Write out the listing beneath this instruction in its entirety, exactly as it reads.
/---
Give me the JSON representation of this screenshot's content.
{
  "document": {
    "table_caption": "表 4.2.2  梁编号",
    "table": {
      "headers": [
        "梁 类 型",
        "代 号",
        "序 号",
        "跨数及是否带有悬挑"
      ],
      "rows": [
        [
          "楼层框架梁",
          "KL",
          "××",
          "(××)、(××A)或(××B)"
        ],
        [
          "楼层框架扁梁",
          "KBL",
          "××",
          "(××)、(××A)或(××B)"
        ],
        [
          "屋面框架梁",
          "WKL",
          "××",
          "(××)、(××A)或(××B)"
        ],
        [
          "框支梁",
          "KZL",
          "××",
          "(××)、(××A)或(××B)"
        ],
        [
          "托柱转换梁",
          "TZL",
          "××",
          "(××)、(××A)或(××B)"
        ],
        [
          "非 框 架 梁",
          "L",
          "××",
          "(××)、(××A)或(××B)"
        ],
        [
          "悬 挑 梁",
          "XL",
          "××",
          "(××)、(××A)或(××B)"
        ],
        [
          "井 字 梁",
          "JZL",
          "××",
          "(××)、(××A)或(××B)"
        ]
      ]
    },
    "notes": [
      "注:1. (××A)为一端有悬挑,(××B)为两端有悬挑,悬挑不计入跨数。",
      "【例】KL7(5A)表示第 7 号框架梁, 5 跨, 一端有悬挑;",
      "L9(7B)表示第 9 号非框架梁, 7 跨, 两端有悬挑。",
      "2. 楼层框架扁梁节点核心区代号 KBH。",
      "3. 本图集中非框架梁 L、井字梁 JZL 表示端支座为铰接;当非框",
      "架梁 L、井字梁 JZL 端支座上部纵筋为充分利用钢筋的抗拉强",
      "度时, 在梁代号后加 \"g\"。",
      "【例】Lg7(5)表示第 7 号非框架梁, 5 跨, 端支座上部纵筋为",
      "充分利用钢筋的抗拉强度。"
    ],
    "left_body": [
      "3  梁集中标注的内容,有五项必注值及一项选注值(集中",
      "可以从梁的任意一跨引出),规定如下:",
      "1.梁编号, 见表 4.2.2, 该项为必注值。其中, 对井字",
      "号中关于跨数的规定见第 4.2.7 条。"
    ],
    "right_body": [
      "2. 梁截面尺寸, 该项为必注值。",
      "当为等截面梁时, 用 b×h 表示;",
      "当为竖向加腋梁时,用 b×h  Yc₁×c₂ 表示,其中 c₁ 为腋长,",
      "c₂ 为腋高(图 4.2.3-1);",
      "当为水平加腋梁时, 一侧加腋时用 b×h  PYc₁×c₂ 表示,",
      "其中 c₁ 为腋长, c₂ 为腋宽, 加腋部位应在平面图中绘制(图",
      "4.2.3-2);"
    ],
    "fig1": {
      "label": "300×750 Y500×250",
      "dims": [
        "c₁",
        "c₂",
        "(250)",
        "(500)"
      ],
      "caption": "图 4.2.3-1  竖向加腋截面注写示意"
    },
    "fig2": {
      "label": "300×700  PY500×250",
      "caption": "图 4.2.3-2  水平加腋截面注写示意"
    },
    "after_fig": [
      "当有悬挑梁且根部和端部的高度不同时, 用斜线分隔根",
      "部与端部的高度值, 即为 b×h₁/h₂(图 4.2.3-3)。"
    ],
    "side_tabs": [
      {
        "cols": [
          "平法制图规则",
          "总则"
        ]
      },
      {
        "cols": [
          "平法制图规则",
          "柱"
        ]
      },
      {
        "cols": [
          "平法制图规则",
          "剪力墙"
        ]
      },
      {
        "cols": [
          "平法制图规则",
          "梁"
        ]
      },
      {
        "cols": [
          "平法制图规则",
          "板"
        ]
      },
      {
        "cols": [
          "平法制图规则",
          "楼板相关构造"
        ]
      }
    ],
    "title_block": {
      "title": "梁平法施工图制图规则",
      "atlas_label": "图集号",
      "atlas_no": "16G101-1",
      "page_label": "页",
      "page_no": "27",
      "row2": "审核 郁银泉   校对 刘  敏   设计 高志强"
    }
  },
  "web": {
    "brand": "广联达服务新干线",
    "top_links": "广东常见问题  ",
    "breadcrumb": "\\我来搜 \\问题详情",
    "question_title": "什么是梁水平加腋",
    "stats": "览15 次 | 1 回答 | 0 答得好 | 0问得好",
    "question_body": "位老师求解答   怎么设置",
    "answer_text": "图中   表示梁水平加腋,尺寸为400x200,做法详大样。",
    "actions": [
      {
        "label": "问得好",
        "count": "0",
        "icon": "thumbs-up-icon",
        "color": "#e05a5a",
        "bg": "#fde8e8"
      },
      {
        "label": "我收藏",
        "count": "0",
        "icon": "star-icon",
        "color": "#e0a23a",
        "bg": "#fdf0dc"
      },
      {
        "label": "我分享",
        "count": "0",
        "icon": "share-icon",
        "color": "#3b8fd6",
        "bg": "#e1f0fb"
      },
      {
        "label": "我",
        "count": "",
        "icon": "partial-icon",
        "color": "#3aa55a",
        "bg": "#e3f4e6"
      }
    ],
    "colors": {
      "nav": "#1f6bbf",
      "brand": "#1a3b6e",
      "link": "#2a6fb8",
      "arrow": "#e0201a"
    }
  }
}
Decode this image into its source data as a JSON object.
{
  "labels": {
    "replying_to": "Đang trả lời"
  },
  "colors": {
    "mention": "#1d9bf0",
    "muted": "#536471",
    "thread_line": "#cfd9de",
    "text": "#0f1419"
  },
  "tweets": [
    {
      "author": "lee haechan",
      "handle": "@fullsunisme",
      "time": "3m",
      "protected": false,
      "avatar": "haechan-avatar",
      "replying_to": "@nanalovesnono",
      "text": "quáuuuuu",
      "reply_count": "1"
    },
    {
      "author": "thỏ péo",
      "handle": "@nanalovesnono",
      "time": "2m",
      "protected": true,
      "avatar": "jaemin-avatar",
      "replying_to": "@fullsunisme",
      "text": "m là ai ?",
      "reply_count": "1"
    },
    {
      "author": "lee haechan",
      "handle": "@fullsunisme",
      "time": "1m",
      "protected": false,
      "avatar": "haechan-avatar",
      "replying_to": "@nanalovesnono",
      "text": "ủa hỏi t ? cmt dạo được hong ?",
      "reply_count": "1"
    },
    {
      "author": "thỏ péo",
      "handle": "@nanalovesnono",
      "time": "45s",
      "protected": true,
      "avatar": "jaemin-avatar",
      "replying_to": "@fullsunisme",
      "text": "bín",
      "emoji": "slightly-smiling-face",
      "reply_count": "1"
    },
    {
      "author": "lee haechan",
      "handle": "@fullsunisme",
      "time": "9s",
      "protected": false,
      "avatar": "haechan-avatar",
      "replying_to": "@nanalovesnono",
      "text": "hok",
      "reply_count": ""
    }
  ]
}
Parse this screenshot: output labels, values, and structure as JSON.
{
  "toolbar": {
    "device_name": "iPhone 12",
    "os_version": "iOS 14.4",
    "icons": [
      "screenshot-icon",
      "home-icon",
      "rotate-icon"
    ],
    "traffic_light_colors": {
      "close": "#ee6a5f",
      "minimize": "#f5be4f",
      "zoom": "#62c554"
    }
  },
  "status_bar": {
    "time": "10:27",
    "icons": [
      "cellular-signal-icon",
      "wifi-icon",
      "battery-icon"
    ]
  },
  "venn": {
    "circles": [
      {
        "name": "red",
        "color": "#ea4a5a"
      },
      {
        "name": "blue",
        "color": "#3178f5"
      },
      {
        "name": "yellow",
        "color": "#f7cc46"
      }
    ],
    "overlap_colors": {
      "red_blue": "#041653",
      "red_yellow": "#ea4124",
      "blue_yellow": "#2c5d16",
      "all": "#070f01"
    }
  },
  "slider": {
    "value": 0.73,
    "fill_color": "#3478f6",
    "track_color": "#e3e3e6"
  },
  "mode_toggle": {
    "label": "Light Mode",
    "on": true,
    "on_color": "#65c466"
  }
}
\---
### [The completed task]
Give me the JSON representation of this screenshot's content.
{
  "document": {
    "table_caption": "表 4.2.2  梁编号",
    "table": {
      "headers": [
        "梁 类 型",
        "代 号",
        "序 号",
        "跨数及是否带有悬挑"
      ],
      "rows": [
        [
          "楼层框架梁",
          "KL",
          "××",
          "(××)、(××A)或(××B)"
        ],
        [
          "楼层框架扁梁",
          "KBL",
          "××",
          "(××)、(××A)或(××B)"
        ],
        [
          "屋面框架梁",
          "WKL",
          "××",
          "(××)、(××A)或(××B)"
        ],
        [
          "框支梁",
          "KZL",
          "××",
          "(××)、(××A)或(××B)"
        ],
        [
          "托柱转换梁",
          "TZL",
          "××",
          "(××)、(××A)或(××B)"
        ],
        [
          "非 框 架 梁",
          "L",
          "××",
          "(××)、(××A)或(××B)"
        ],
        [
          "悬 挑 梁",
          "XL",
          "××",
          "(××)、(××A)或(××B)"
        ],
        [
          "井 字 梁",
          "JZL",
          "××",
          "(××)、(××A)或(××B)"
        ]
      ]
    },
    "notes": [
      "注:1. (××A)为一端有悬挑,(××B)为两端有悬挑,悬挑不计入跨数。",
      "【例】KL7(5A)表示第 7 号框架梁, 5 跨, 一端有悬挑;",
      "L9(7B)表示第 9 号非框架梁, 7 跨, 两端有悬挑。",
      "2. 楼层框架扁梁节点核心区代号 KBH。",
      "3. 本图集中非框架梁 L、井字梁 JZL 表示端支座为铰接;当非框",
      "架梁 L、井字梁 JZL 端支座上部纵筋为充分利用钢筋的抗拉强",
      "度时, 在梁代号后加 \"g\"。",
      "【例】Lg7(5)表示第 7 号非框架梁, 5 跨, 端支座上部纵筋为",
      "充分利用钢筋的抗拉强度。"
    ],
    "left_body": [
      "3  梁集中标注的内容,有五项必注值及一项选注值(集中",
      "可以从梁的任意一跨引出),规定如下:",
      "1.梁编号, 见表 4.2.2, 该项为必注值。其中, 对井字",
      "号中关于跨数的规定见第 4.2.7 条。"
    ],
    "right_body": [
      "2. 梁截面尺寸, 该项为必注值。",
      "当为等截面梁时, 用 b×h 表示;",
      "当为竖向加腋梁时,用 b×h  Yc₁×c₂ 表示,其中 c₁ 为腋长,",
      "c₂ 为腋高(图 4.2.3-1);",
      "当为水平加腋梁时, 一侧加腋时用 b×h  PYc₁×c₂ 表示,",
      "其中 c₁ 为腋长, c₂ 为腋宽, 加腋部位应在平面图中绘制(图",
      "4.2.3-2);"
    ],
    "fig1": {
      "label": "300×750 Y500×250",
      "dims": [
        "c₁",
        "c₂",
        "(250)",
        "(500)"
      ],
      "caption": "图 4.2.3-1  竖向加腋截面注写示意"
    },
    "fig2": {
      "label": "300×700  PY500×250",
      "caption": "图 4.2.3-2  水平加腋截面注写示意"
    },
    "after_fig": [
      "当有悬挑梁且根部和端部的高度不同时, 用斜线分隔根",
      "部与端部的高度值, 即为 b×h₁/h₂(图 4.2.3-3)。"
    ],
    "side_tabs": [
      {
        "cols": [
          "平法制图规则",
          "总则"
        ]
      },
      {
        "cols": [
          "平法制图规则",
          "柱"
        ]
      },
      {
        "cols": [
          "平法制图规则",
          "剪力墙"
        ]
      },
      {
        "cols": [
          "平法制图规则",
          "梁"
        ]
      },
      {
        "cols": [
          "平法制图规则",
          "板"
        ]
      },
      {
        "cols": [
          "平法制图规则",
          "楼板相关构造"
        ]
      }
    ],
    "title_block": {
      "title": "梁平法施工图制图规则",
      "atlas_label": "图集号",
      "atlas_no": "16G101-1",
      "page_label": "页",
      "page_no": "27",
      "row2": "审核 郁银泉   校对 刘  敏   设计 高志强"
    }
  },
  "web": {
    "brand": "广联达服务新干线",
    "top_links": "广东常见问题  ",
    "breadcrumb": "\\我来搜 \\问题详情",
    "question_title": "什么是梁水平加腋",
    "stats": "览15 次 | 1 回答 | 0 答得好 | 0问得好",
    "question_body": "位老师求解答   怎么设置",
    "answer_text": "图中   表示梁水平加腋,尺寸为400x200,做法详大样。",
    "actions": [
      {
        "label": "问得好",
        "count": "0",
        "icon": "thumbs-up-icon",
        "color": "#e05a5a",
        "bg": "#fde8e8"
      },
      {
        "label": "我收藏",
        "count": "0",
        "icon": "star-icon",
        "color": "#e0a23a",
        "bg": "#fdf0dc"
      },
      {
        "label": "我分享",
        "count": "0",
        "icon": "share-icon",
        "color": "#3b8fd6",
        "bg": "#e1f0fb"
      },
      {
        "label": "我",
        "count": "",
        "icon": "partial-icon",
        "color": "#3aa55a",
        "bg": "#e3f4e6"
      }
    ],
    "colors": {
      "nav": "#1f6bbf",
      "brand": "#1a3b6e",
      "link": "#2a6fb8",
      "arrow": "#e0201a"
    }
  }
}
Decode this image into its source data as a JSON object.
{
  "labels": {
    "replying_to": "Đang trả lời"
  },
  "colors": {
    "mention": "#1d9bf0",
    "muted": "#536471",
    "thread_line": "#cfd9de",
    "text": "#0f1419"
  },
  "tweets": [
    {
      "author": "lee haechan",
      "handle": "@fullsunisme",
      "time": "3m",
      "protected": false,
      "avatar": "haechan-avatar",
      "replying_to": "@nanalovesnono",
      "text": "quáuuuuu",
      "reply_count": "1"
    },
    {
      "author": "thỏ péo",
      "handle": "@nanalovesnono",
      "time": "2m",
      "protected": true,
      "avatar": "jaemin-avatar",
      "replying_to": "@fullsunisme",
      "text": "m là ai ?",
      "reply_count": "1"
    },
    {
      "author": "lee haechan",
      "handle": "@fullsunisme",
      "time": "1m",
      "protected": false,
      "avatar": "haechan-avatar",
      "replying_to": "@nanalovesnono",
      "text": "ủa hỏi t ? cmt dạo được hong ?",
      "reply_count": "1"
    },
    {
      "author": "thỏ péo",
      "handle": "@nanalovesnono",
      "time": "45s",
      "protected": true,
      "avatar": "jaemin-avatar",
      "replying_to": "@fullsunisme",
      "text": "bín",
      "emoji": "slightly-smiling-face",
      "reply_count": "1"
    },
    {
      "author": "lee haechan",
      "handle": "@fullsunisme",
      "time": "9s",
      "protected": false,
      "avatar": "haechan-avatar",
      "replying_to": "@nanalovesnono",
      "text": "hok",
      "reply_count": ""
    }
  ]
}
Parse this screenshot: output labels, values, and structure as JSON.
{
  "toolbar": {
    "device_name": "iPhone 12",
    "os_version": "iOS 14.4",
    "icons": [
      "screenshot-icon",
      "home-icon",
      "rotate-icon"
    ],
    "traffic_light_colors": {
      "close": "#ee6a5f",
      "minimize": "#f5be4f",
      "zoom": "#62c554"
    }
  },
  "status_bar": {
    "time": "10:27",
    "icons": [
      "cellular-signal-icon",
      "wifi-icon",
      "battery-icon"
    ]
  },
  "venn": {
    "circles": [
      {
        "name": "red",
        "color": "#ea4a5a"
      },
      {
        "name": "blue",
        "color": "#3178f5"
      },
      {
        "name": "yellow",
        "color": "#f7cc46"
      }
    ],
    "overlap_colors": {
      "red_blue": "#041653",
      "red_yellow": "#ea4124",
      "blue_yellow": "#2c5d16",
      "all": "#070f01"
    }
  },
  "slider": {
    "value": 0.73,
    "fill_color": "#3478f6",
    "track_color": "#e3e3e6"
  },
  "mode_toggle": {
    "label": "Light Mode",
    "on": true,
    "on_color": "#65c466"
  }
}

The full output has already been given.